▶ **Figure record listings**:
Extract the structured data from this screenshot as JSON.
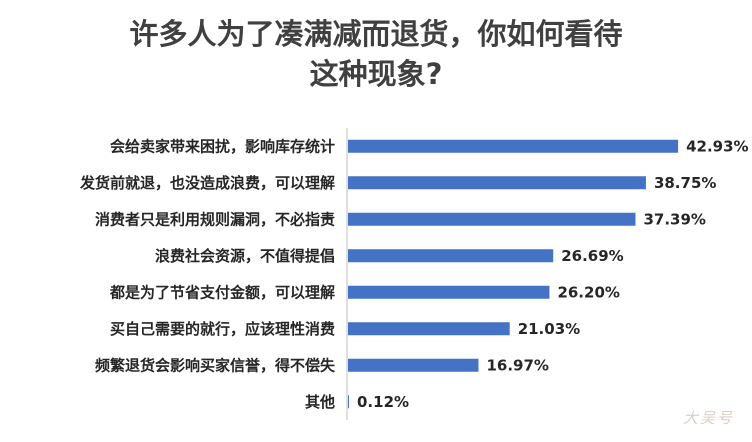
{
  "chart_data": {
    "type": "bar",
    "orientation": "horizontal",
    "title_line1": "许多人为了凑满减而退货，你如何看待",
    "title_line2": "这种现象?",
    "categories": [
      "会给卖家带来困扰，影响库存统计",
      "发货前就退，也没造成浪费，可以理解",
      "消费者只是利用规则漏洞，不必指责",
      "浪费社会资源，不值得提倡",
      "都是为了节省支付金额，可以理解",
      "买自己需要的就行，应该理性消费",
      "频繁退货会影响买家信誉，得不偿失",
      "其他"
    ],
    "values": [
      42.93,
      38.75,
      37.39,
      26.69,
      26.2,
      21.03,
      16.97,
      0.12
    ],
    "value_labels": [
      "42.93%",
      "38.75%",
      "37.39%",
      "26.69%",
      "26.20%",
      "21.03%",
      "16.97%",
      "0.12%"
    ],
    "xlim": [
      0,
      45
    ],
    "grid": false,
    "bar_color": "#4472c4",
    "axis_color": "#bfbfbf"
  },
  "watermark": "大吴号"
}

▶ **STATED PROBLEM**:
Leave out the pictures and give the listing above again exactly.

▶ **REPLY**:
Extract the structured data from this screenshot as JSON.
{
  "chart_data": {
    "type": "bar",
    "orientation": "horizontal",
    "title_line1": "许多人为了凑满减而退货，你如何看待",
    "title_line2": "这种现象?",
    "categories": [
      "会给卖家带来困扰，影响库存统计",
      "发货前就退，也没造成浪费，可以理解",
      "消费者只是利用规则漏洞，不必指责",
      "浪费社会资源，不值得提倡",
      "都是为了节省支付金额，可以理解",
      "买自己需要的就行，应该理性消费",
      "频繁退货会影响买家信誉，得不偿失",
      "其他"
    ],
    "values": [
      42.93,
      38.75,
      37.39,
      26.69,
      26.2,
      21.03,
      16.97,
      0.12
    ],
    "value_labels": [
      "42.93%",
      "38.75%",
      "37.39%",
      "26.69%",
      "26.20%",
      "21.03%",
      "16.97%",
      "0.12%"
    ],
    "xlim": [
      0,
      45
    ],
    "grid": false,
    "bar_color": "#4472c4",
    "axis_color": "#bfbfbf"
  },
  "watermark": "大吴号"
}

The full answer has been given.